## Exercise description
Omit all images, then return the remaining material exactly as it stands.

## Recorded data
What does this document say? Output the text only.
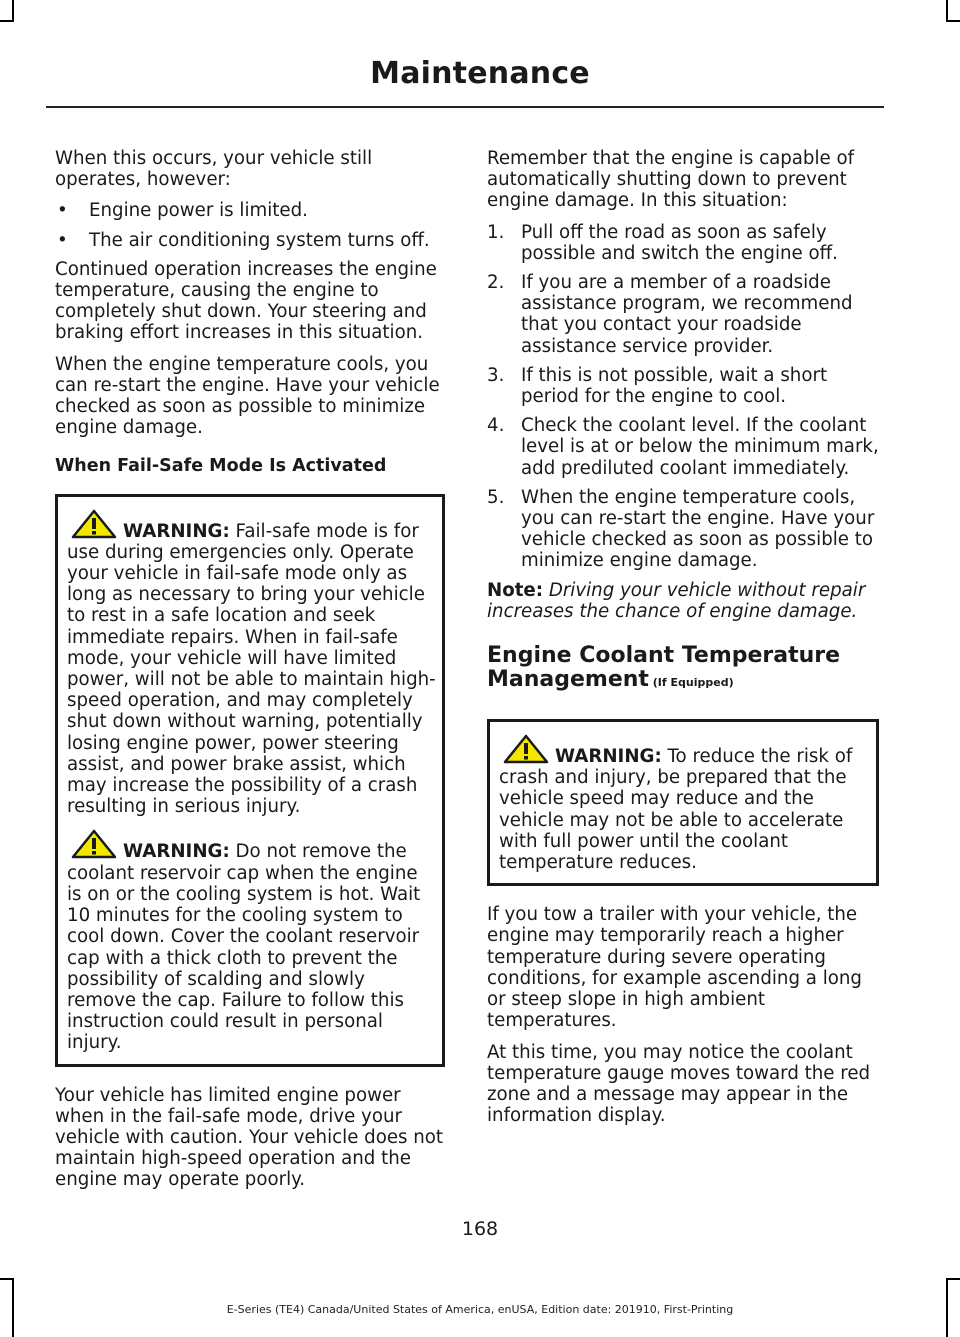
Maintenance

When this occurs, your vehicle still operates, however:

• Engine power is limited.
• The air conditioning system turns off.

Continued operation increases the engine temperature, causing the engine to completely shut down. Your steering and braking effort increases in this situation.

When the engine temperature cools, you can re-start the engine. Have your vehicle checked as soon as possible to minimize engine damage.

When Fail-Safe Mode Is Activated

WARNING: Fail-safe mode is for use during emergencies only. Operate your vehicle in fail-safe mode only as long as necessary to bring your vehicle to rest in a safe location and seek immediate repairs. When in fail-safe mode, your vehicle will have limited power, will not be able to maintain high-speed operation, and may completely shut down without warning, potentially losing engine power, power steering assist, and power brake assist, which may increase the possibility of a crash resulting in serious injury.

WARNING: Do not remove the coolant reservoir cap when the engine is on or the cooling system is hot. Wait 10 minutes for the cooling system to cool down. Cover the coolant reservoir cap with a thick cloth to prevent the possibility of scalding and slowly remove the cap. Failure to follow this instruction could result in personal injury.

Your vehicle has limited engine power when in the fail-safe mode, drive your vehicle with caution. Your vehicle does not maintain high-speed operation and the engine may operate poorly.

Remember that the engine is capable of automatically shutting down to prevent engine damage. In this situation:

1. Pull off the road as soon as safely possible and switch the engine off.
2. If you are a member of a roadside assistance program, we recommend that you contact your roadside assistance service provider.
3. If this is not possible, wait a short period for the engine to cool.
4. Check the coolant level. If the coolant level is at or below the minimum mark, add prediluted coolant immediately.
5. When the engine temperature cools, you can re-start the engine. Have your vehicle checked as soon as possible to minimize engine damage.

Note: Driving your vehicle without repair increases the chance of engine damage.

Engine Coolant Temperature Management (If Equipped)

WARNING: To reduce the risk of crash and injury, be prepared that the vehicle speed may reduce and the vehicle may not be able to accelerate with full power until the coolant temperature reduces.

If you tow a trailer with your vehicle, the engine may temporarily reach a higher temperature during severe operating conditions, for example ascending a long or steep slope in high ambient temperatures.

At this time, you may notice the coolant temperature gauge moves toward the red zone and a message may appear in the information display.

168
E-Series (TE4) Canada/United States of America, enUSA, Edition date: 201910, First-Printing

## Result of the task
What does this document say? Output the text only.
Maintenance

When this occurs, your vehicle still operates, however:

• Engine power is limited.
• The air conditioning system turns off.

Continued operation increases the engine temperature, causing the engine to completely shut down. Your steering and braking effort increases in this situation.

When the engine temperature cools, you can re-start the engine. Have your vehicle checked as soon as possible to minimize engine damage.

When Fail-Safe Mode Is Activated

WARNING: Fail-safe mode is for use during emergencies only. Operate your vehicle in fail-safe mode only as long as necessary to bring your vehicle to rest in a safe location and seek immediate repairs. When in fail-safe mode, your vehicle will have limited power, will not be able to maintain high-speed operation, and may completely shut down without warning, potentially losing engine power, power steering assist, and power brake assist, which may increase the possibility of a crash resulting in serious injury.

WARNING: Do not remove the coolant reservoir cap when the engine is on or the cooling system is hot. Wait 10 minutes for the cooling system to cool down. Cover the coolant reservoir cap with a thick cloth to prevent the possibility of scalding and slowly remove the cap. Failure to follow this instruction could result in personal injury.

Your vehicle has limited engine power when in the fail-safe mode, drive your vehicle with caution. Your vehicle does not maintain high-speed operation and the engine may operate poorly.

Remember that the engine is capable of automatically shutting down to prevent engine damage. In this situation:

1. Pull off the road as soon as safely possible and switch the engine off.
2. If you are a member of a roadside assistance program, we recommend that you contact your roadside assistance service provider.
3. If this is not possible, wait a short period for the engine to cool.
4. Check the coolant level. If the coolant level is at or below the minimum mark, add prediluted coolant immediately.
5. When the engine temperature cools, you can re-start the engine. Have your vehicle checked as soon as possible to minimize engine damage.

Note: Driving your vehicle without repair increases the chance of engine damage.

Engine Coolant Temperature Management (If Equipped)

WARNING: To reduce the risk of crash and injury, be prepared that the vehicle speed may reduce and the vehicle may not be able to accelerate with full power until the coolant temperature reduces.

If you tow a trailer with your vehicle, the engine may temporarily reach a higher temperature during severe operating conditions, for example ascending a long or steep slope in high ambient temperatures.

At this time, you may notice the coolant temperature gauge moves toward the red zone and a message may appear in the information display.

168
E-Series (TE4) Canada/United States of America, enUSA, Edition date: 201910, First-Printing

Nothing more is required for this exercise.